■ Listed entries
^^^^

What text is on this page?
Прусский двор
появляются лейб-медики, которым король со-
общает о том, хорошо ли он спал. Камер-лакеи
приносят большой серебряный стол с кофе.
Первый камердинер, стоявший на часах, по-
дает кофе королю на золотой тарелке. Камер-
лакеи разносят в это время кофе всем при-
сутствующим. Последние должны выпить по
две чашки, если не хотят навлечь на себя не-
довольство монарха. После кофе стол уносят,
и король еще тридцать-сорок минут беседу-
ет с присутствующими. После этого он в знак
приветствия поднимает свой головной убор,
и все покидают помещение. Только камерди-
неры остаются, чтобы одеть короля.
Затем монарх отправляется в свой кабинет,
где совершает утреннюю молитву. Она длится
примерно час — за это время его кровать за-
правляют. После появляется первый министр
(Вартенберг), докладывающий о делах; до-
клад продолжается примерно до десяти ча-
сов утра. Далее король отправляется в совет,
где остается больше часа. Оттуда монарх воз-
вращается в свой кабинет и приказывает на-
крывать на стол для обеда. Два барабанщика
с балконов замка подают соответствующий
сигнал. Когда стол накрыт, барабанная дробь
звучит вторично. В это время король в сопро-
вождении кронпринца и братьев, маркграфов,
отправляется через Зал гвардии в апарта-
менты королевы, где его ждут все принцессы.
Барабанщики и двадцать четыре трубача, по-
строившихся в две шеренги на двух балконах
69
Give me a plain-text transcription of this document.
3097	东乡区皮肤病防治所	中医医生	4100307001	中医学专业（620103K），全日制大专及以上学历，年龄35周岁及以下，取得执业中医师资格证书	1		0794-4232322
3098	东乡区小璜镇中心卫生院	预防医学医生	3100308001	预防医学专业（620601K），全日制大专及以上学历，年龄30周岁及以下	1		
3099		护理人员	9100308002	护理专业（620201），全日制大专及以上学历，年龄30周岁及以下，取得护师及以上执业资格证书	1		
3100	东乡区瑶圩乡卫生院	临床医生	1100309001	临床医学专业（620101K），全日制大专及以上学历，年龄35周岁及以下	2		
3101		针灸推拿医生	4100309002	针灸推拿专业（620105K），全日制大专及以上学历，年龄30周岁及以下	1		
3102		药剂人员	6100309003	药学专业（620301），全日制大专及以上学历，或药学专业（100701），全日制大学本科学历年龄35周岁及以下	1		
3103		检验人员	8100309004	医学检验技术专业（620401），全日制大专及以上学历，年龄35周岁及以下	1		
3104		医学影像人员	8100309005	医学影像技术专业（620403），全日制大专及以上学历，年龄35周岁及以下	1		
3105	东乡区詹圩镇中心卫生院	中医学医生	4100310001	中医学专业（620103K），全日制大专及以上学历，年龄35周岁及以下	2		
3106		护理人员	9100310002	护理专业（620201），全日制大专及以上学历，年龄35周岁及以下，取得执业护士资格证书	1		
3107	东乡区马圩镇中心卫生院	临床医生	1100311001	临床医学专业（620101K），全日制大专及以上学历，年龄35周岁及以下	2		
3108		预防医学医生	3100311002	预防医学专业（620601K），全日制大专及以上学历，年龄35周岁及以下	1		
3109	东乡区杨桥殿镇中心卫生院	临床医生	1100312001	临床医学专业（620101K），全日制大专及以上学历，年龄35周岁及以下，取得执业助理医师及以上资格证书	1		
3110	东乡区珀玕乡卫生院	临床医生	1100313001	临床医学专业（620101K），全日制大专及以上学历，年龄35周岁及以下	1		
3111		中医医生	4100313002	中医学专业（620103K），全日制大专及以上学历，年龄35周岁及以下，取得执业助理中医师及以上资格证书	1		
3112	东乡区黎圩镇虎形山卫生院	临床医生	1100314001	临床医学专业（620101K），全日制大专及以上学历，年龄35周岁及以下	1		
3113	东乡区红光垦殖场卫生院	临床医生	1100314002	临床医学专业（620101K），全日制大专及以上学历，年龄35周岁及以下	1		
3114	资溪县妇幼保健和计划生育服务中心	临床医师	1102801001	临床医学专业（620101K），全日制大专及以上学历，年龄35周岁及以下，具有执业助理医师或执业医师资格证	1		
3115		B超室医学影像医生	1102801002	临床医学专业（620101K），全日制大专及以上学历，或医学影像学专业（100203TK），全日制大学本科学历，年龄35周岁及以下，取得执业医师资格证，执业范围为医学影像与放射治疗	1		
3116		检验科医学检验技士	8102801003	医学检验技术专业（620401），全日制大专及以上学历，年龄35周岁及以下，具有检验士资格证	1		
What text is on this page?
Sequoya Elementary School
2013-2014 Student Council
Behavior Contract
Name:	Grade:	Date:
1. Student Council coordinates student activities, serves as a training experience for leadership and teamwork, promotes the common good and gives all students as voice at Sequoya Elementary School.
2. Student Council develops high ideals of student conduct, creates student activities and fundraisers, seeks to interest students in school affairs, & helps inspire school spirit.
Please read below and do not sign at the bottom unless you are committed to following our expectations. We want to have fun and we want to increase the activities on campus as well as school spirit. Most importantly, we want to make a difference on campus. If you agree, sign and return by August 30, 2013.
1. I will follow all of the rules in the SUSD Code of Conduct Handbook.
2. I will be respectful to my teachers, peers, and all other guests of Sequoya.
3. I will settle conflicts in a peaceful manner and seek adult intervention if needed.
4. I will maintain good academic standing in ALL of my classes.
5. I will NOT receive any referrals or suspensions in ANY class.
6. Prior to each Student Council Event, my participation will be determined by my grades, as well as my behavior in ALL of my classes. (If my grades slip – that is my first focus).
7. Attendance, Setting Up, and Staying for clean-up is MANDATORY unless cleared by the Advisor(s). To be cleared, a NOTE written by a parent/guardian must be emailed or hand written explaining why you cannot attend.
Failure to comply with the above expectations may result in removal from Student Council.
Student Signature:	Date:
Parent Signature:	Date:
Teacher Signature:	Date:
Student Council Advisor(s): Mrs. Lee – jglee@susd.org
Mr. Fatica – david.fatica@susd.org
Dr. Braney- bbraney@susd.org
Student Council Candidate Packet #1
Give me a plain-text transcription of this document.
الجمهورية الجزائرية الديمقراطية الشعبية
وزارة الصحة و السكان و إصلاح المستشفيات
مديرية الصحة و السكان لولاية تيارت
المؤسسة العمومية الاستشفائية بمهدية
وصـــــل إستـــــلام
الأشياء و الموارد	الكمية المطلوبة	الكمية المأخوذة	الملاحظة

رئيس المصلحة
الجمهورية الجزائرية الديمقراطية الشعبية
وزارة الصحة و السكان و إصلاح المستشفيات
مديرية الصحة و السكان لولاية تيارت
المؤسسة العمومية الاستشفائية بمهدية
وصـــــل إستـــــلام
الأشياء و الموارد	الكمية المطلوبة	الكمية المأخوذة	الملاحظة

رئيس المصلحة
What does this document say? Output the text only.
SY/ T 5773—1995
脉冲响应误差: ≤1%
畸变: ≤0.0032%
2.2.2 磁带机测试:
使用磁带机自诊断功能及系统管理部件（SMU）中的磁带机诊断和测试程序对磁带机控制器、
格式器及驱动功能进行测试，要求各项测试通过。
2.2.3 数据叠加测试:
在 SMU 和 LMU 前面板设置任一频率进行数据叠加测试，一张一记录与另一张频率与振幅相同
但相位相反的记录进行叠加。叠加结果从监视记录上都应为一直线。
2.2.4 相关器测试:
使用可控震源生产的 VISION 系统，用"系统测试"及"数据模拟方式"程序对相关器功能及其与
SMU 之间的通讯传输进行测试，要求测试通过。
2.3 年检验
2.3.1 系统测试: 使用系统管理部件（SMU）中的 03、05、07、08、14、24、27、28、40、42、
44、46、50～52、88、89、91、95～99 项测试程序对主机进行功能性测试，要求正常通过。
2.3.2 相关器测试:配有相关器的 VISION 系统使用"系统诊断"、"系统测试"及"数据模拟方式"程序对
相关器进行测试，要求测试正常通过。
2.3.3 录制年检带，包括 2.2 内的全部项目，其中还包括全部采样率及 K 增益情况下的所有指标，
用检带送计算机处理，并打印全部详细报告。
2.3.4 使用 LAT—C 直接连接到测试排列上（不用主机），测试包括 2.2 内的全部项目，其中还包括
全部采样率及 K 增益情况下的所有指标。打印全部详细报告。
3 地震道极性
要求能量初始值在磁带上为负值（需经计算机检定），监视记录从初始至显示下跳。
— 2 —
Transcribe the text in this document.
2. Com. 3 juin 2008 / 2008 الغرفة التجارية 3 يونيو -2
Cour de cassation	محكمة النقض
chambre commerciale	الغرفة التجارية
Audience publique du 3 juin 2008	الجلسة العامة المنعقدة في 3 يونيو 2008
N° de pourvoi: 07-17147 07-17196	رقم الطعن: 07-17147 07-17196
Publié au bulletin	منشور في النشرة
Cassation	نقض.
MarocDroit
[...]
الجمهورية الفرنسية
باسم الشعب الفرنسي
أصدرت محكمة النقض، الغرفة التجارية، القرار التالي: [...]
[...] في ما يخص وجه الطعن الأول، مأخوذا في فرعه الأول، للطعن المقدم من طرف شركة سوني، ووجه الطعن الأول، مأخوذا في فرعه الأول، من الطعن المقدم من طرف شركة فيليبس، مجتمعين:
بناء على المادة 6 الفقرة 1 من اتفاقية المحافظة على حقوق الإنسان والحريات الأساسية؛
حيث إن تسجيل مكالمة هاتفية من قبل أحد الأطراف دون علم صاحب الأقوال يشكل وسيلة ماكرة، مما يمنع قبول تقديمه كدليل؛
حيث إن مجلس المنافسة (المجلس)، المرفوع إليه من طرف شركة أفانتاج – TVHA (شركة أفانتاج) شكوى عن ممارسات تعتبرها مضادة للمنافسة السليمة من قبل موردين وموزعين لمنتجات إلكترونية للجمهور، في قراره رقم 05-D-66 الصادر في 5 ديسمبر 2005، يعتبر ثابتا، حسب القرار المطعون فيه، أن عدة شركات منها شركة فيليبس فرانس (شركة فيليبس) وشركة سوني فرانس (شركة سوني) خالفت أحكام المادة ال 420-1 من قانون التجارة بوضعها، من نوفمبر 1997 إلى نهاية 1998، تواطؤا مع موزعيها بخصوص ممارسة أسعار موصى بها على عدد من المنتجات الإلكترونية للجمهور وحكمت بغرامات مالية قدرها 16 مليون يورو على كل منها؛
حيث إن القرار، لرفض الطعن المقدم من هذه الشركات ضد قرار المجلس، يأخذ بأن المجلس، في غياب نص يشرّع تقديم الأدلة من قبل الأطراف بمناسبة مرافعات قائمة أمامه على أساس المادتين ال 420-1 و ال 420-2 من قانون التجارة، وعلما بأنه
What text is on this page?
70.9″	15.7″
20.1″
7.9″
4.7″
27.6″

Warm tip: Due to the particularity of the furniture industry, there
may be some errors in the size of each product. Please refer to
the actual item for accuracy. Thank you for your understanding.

^^^^

■ What this task involves
List every line above that contains the word "المادة".

■ Response
بناء على المادة 6 الفقرة 1 من اتفاقية المحافظة على حقوق الإنسان والحريات الأساسية؛
حيث إن مجلس المنافسة (المجلس)، المرفوع إليه من طرف شركة أفانتاج – TVHA (شركة أفانتاج) شكوى عن ممارسات تعتبرها مضادة للمنافسة السليمة من قبل موردين وموزعين لمنتجات إلكترونية للجمهور، في قراره رقم 05-D-66 الصادر في 5 ديسمبر 2005، يعتبر ثابتا، حسب القرار المطعون فيه، أن عدة شركات منها شركة فيليبس فرانس (شركة فيليبس) وشركة سوني فرانس (شركة سوني) خالفت أحكام المادة ال 420-1 من قانون التجارة بوضعها، من نوفمبر 1997 إلى نهاية 1998، تواطؤا مع موزعيها بخصوص ممارسة أسعار موصى بها على عدد من المنتجات الإلكترونية للجمهور وحكمت بغرامات مالية قدرها 16 مليون يورو على كل منها؛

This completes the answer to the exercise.